- Task description
Select from the records below every line that has the word "Хорошевский" in it.

Saved entries

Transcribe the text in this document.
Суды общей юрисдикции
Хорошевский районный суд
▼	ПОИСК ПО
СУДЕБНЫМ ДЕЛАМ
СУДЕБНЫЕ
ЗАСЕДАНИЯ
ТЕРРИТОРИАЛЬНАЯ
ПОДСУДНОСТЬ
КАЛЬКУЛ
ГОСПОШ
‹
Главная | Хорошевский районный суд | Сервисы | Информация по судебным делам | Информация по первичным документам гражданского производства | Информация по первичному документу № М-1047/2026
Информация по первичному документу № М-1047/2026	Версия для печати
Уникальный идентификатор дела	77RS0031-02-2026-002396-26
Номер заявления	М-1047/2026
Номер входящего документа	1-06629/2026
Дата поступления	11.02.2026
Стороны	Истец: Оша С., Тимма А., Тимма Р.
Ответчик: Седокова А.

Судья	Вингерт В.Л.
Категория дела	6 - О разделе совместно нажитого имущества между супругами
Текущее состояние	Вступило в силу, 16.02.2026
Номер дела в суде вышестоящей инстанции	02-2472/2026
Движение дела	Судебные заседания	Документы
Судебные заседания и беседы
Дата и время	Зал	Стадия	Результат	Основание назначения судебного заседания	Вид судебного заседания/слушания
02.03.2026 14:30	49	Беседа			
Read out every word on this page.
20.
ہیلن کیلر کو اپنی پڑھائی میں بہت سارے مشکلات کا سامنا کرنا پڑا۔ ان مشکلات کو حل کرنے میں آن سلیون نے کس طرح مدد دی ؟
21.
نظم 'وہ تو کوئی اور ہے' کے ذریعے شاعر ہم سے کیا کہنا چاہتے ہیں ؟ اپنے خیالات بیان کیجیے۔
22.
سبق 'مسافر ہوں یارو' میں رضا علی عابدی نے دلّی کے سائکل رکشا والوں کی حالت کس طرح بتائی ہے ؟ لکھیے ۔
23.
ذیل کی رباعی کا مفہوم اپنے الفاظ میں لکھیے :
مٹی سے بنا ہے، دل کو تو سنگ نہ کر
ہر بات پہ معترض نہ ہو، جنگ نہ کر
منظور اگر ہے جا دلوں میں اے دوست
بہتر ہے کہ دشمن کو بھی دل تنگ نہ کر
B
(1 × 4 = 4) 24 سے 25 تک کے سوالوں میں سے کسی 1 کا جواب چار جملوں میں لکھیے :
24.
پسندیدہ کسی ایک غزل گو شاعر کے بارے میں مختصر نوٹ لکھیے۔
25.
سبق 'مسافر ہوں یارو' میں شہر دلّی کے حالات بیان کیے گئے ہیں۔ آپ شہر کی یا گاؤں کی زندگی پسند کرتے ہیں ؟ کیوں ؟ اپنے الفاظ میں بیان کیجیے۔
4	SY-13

- Full solution
Хорошевский районный суд
Главная | Хорошевский районный суд | Сервисы | Информация по судебным делам | Информация по первичным документам гражданского производства | Информация по первичному документу № М-1047/2026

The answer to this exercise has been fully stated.